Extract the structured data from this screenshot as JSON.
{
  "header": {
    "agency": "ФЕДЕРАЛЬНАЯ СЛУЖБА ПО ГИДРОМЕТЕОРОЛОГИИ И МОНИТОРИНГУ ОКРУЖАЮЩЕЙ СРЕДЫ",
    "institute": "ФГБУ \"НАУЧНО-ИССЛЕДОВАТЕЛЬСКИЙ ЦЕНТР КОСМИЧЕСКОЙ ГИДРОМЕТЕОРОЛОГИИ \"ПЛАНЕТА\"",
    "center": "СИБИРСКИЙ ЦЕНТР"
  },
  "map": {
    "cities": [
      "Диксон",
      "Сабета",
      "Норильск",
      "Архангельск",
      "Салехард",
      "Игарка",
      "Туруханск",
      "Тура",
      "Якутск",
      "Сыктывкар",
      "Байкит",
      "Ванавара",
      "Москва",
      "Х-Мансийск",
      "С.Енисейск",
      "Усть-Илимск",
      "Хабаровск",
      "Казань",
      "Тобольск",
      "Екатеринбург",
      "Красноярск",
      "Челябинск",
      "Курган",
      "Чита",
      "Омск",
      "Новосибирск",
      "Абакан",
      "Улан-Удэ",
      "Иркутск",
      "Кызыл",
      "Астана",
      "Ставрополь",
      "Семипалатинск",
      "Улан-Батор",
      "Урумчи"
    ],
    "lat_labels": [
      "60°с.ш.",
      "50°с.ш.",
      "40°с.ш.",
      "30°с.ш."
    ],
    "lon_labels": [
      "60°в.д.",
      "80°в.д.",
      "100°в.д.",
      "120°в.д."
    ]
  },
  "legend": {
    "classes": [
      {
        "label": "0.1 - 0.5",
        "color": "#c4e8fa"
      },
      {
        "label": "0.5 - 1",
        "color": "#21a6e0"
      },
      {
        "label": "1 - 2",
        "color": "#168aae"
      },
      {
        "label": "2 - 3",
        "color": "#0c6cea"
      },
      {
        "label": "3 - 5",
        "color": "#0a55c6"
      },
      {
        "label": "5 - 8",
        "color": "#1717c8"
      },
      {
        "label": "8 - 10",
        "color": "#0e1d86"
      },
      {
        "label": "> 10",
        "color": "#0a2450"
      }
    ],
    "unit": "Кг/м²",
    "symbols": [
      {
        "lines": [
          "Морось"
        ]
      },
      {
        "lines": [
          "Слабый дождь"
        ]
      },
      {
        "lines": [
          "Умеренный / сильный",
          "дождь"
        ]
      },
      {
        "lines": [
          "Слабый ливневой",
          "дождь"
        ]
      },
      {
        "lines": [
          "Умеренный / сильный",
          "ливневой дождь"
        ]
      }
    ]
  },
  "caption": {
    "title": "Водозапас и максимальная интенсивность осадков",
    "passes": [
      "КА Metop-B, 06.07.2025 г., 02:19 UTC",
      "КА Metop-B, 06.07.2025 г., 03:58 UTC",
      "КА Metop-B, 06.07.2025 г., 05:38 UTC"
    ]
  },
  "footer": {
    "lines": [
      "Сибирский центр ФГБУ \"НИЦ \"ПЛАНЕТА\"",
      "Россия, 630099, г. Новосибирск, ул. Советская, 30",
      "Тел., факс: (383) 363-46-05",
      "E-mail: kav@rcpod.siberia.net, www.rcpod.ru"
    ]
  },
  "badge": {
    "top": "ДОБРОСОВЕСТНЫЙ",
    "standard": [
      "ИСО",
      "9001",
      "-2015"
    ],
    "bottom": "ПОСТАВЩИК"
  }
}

☆ ☆ ☆ ☆ ☆ ☆ ☆

### REQUIREMENT
Write the data back out verbatim.

### EXERCISE SOLUTION
Extract the structured data from this screenshot as JSON.
{
  "header": {
    "agency": "ФЕДЕРАЛЬНАЯ СЛУЖБА ПО ГИДРОМЕТЕОРОЛОГИИ И МОНИТОРИНГУ ОКРУЖАЮЩЕЙ СРЕДЫ",
    "institute": "ФГБУ \"НАУЧНО-ИССЛЕДОВАТЕЛЬСКИЙ ЦЕНТР КОСМИЧЕСКОЙ ГИДРОМЕТЕОРОЛОГИИ \"ПЛАНЕТА\"",
    "center": "СИБИРСКИЙ ЦЕНТР"
  },
  "map": {
    "cities": [
      "Диксон",
      "Сабета",
      "Норильск",
      "Архангельск",
      "Салехард",
      "Игарка",
      "Туруханск",
      "Тура",
      "Якутск",
      "Сыктывкар",
      "Байкит",
      "Ванавара",
      "Москва",
      "Х-Мансийск",
      "С.Енисейск",
      "Усть-Илимск",
      "Хабаровск",
      "Казань",
      "Тобольск",
      "Екатеринбург",
      "Красноярск",
      "Челябинск",
      "Курган",
      "Чита",
      "Омск",
      "Новосибирск",
      "Абакан",
      "Улан-Удэ",
      "Иркутск",
      "Кызыл",
      "Астана",
      "Ставрополь",
      "Семипалатинск",
      "Улан-Батор",
      "Урумчи"
    ],
    "lat_labels": [
      "60°с.ш.",
      "50°с.ш.",
      "40°с.ш.",
      "30°с.ш."
    ],
    "lon_labels": [
      "60°в.д.",
      "80°в.д.",
      "100°в.д.",
      "120°в.д."
    ]
  },
  "legend": {
    "classes": [
      {
        "label": "0.1 - 0.5",
        "color": "#c4e8fa"
      },
      {
        "label": "0.5 - 1",
        "color": "#21a6e0"
      },
      {
        "label": "1 - 2",
        "color": "#168aae"
      },
      {
        "label": "2 - 3",
        "color": "#0c6cea"
      },
      {
        "label": "3 - 5",
        "color": "#0a55c6"
      },
      {
        "label": "5 - 8",
        "color": "#1717c8"
      },
      {
        "label": "8 - 10",
        "color": "#0e1d86"
      },
      {
        "label": "> 10",
        "color": "#0a2450"
      }
    ],
    "unit": "Кг/м²",
    "symbols": [
      {
        "lines": [
          "Морось"
        ]
      },
      {
        "lines": [
          "Слабый дождь"
        ]
      },
      {
        "lines": [
          "Умеренный / сильный",
          "дождь"
        ]
      },
      {
        "lines": [
          "Слабый ливневой",
          "дождь"
        ]
      },
      {
        "lines": [
          "Умеренный / сильный",
          "ливневой дождь"
        ]
      }
    ]
  },
  "caption": {
    "title": "Водозапас и максимальная интенсивность осадков",
    "passes": [
      "КА Metop-B, 06.07.2025 г., 02:19 UTC",
      "КА Metop-B, 06.07.2025 г., 03:58 UTC",
      "КА Metop-B, 06.07.2025 г., 05:38 UTC"
    ]
  },
  "footer": {
    "lines": [
      "Сибирский центр ФГБУ \"НИЦ \"ПЛАНЕТА\"",
      "Россия, 630099, г. Новосибирск, ул. Советская, 30",
      "Тел., факс: (383) 363-46-05",
      "E-mail: kav@rcpod.siberia.net, www.rcpod.ru"
    ]
  },
  "badge": {
    "top": "ДОБРОСОВЕСТНЫЙ",
    "standard": [
      "ИСО",
      "9001",
      "-2015"
    ],
    "bottom": "ПОСТАВЩИК"
  }
}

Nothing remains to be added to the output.